书面练习 1: 抄写关锋的讲话中以“日期:1967-1-27 作者:关锋”开头、以“这个问题。我无妨简略的说说。”结尾的那一段。
书面练习 2: 用两句话概括关锋的讲话。
书面练习 3: 从关锋的讲话最后一句之后接着往下写。

日期:1967-1-27 作者:关锋
关锋……
党内走资本主义道路的当权派用经济手段和我们无产阶级专政的国家作斗争,和我们伟大的党作斗争。他们的这个阴谋,现在正在被粉碎。还有一手,就是他们把水搅混,混水摸鱼,他自己是走资本主义道路的当权派,他们认为还没有暴露,自以为我们不知道他在背后煽动,造谣,挑拨离间,点火。想把火烧到无产阶级司令部的人,转移斗争目标,打我们无产阶级司令部的人。无产阶级司令部的人也不是每人都没有缺点,在无产阶级司令部做工作的一些工作人员,一些负责同志也是有缺点的。他们利用这个东西,煽风点火,让受蒙蔽的群众,让群众抓住无产阶级司令部的人,跟毛主席、林副主席的人的一些缺点和小辫子不放,在党内,军内,这些走资本主义道路的当权派,他们急了,疯了,歇斯底里大发作,他们妄想你打倒我下边一个人,我打倒你们两个,妄图这样。我们要向党内一小撮走资本主义道路的当权派夺权!他们以为他没有暴露,把水趁机会搅混,向我们无产阶级革命派来夺权。他们手段毒辣,但是没有什么了不起。他们越这样搞,越暴露明显。如果说,原先我们掌握他们材料还不怎么充分,他这样一闹,跳出来了,就揪住他了。他们这么闹也是个好事。正因为这样,阶级敌人就用这样一个手法。要提高警惕,调查研究,遵照毛主席的教导,分清敌、友、我,分清大是大非,把跟毛主席走,跟林彪同志走的,但犯了一些错误的和一小撮坏蛋严格区别开来。同志们,你们筹委会的宗旨是符合这个方针的!(掌声)刚才在那边开了一个会,有关空军司令部的问题。刚才有同志问到这个问题。我无妨简略的说说。

数据摘录:
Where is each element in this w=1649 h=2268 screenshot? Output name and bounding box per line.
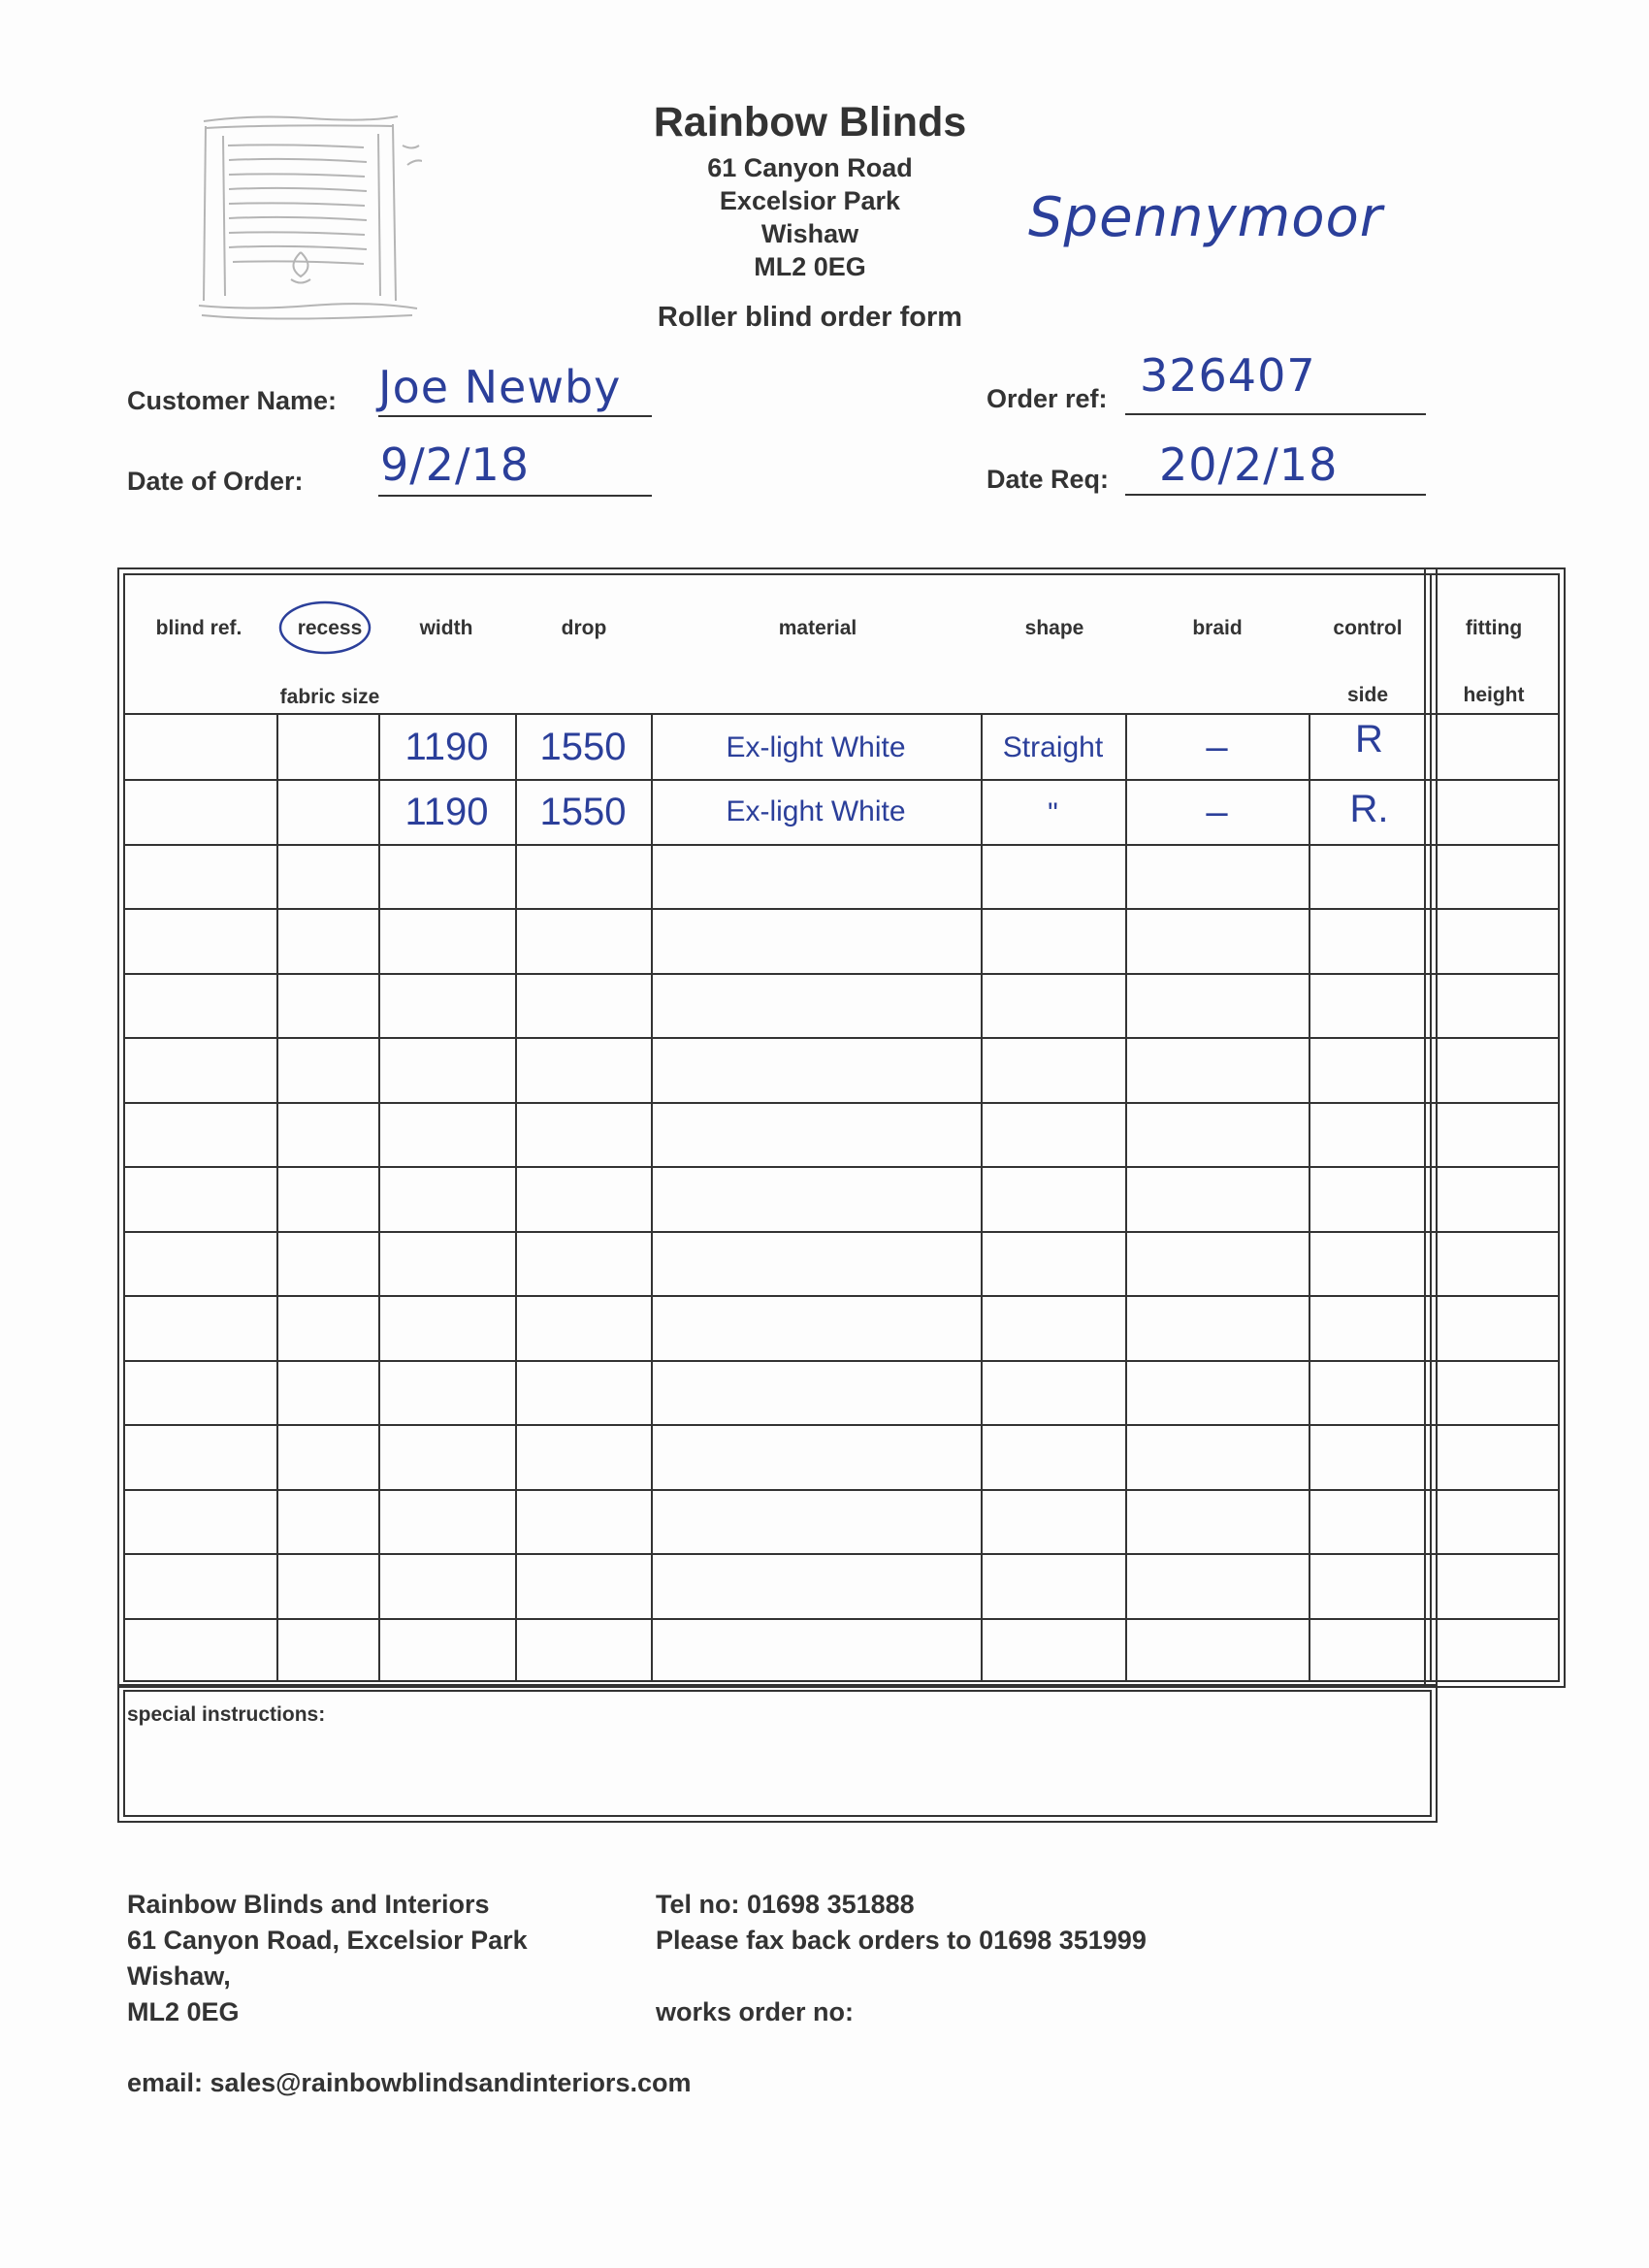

预期输出 1:
日期:1967-1-27 作者:关锋
关锋……
党内走资本主义道路的当权派用经济手段和我们无产阶级专政的国家作斗争,和我们伟大的党作斗争。他们的这个阴谋,现在正在被粉碎。还有一手,就是他们把水搅混,混水摸鱼,他自己是走资本主义道路的当权派,他们认为还没有暴露,自以为我们不知道他在背后煽动,造谣,挑拨离间,点火。想把火烧到无产阶级司令部的人,转移斗争目标,打我们无产阶级司令部的人。无产阶级司令部的人也不是每人都没有缺点,在无产阶级司令部做工作的一些工作人员,一些负责同志也是有缺点的。他们利用这个东西,煽风点火,让受蒙蔽的群众,让群众抓住无产阶级司令部的人,跟毛主席、林副主席的人的一些缺点和小辫子不放,在党内,军内,这些走资本主义道路的当权派,他们急了,疯了,歇斯底里大发作,他们妄想你打倒我下边一个人,我打倒你们两个,妄图这样。我们要向党内一小撮走资本主义道路的当权派夺权!他们以为他没有暴露,把水趁机会搅混,向我们无产阶级革命派来夺权。他们手段毒辣,但是没有什么了不起。他们越这样搞,越暴露明显。如果说,原先我们掌握他们材料还不怎么充分,他这样一闹,跳出来了,就揪住他了。他们这么闹也是个好事。正因为这样,阶级敌人就用这样一个手法。要提高警惕,调查研究,遵照毛主席的教导,分清敌、友、我,分清大是大非,把跟毛主席走,跟林彪同志走的,但犯了一些错误的和一小撮坏蛋严格区别开来。同志们,你们筹委会的宗旨是符合这个方针的!(掌声)刚才在那边开了一个会,有关空军司令部的问题。刚才有同志问到这个问题。我无妨简略的说说。

预期输出 2: 党内走资本主义道路的当权派用经济手段同无产阶级专政的国家和党作斗争，又把水搅混、煽风点火，抓住无产阶级司令部工作人员的缺点不放，企图向无产阶级革命派夺权。他们越这样搞越暴露，因此要提高警惕、调查研究、分清敌友我，把跟毛主席走但犯了一些错误的人同一小撮坏蛋严格区别开来。

预期输出 3:
空军院校同志对吴法宪同志有些意见,在三座门等三天二夜,没等到吴法宪同志,他们很生气!这是可以理解的。刚才江青同志讲了话,和他们说明,吴法宪同志这几天没有见到他有两个原因。一条在执行任务,现在告诉大家一个好消息,可以广播了,在上饶昨天下午一点钟打下敌人一架飞机(掌声)。(谢镗忠同志插话:敌人是五架,我们四架,敌人F104,我们是国产的飞机,打了他一架,其余的跑了。)当然这是林副主席根据毛主席的战略思想来引导的,但吴法宪同志是直接指挥这个战斗的。他不能抛开这个任务干别的事。再一点是吴法宪同志在文化大革命中,他犯有一定的错误,甚至可以说是比较严重的,他应作检讨。组织上叫他暂且不要去。一方面执行战斗任务,一方面他检查是不是准备一下。根据中央精神我们要保护吴法宪同志,这个同志跟毛主席,跟林副主席。当然同学们同志们不了解,不奇怪,昨天我和他们的代表谈了话,我是刚开始和军队的院校同志们接触。大家知道我不是个军人(谢镗忠同志插话:他是个老解放军了)。空军司令部里有没有坏蛋呢?有坏蛋。正是他们煽风点火来打吴法宪,他们要趁此机会从吴法宪手里,也就是从无产阶级革命派手里夺权。这(哪?)几个人呢?第一,刘震,刘震是个反党分子,反革命分子彭德怀的私党。第二何廷一,是反革命修正主义分子罗瑞卿、杨尚昆的私党。罗瑞卿大家都知道了,杨尚昆大家知道吧?(知道)他是一个里通外国的家伙。还有一个叫成钧这个人是另外一个大坏蛋的私党。他们这一小撮人,煽风点火,要向吴法宪同志夺权,也就是向无产阶级夺权,搞阴谋。成钧见了空军院校的一些同志,他了解吴法宪是在干什么,吴法宪同志是有任务。他如果是好人的话,也应该说清楚嘛,但是他向空军院校的一些同志说一些不三不四的话,进行挑拨。刚才开会,向空军院校的同志们亮了底,他自己跳了出来,原先他们就想夺权,现在又跳出来了,既然又跳了出来,就给同学们点了名了,就亮了底……。
刚才提到要尽可能的争取团结大多数,这是很对的,这个工作相当艰巨的,要进行说服,耐心的帮助。毛主席经常教导我们要相信群众大多数,他们被蒙蔽是暂时的,坏人总数极少数。要向那些受蒙蔽的同志作宣传工作,做的细致,做得耐心。当然我们要坚持原则,不能搞调和,不能搞折中,旗帜要鲜明,旗帜鲜明才能说服多数中间不明真相的人,你的旗帜不鲜明怎么能说服别人呢?你们也坚持了正确的原则,这好……。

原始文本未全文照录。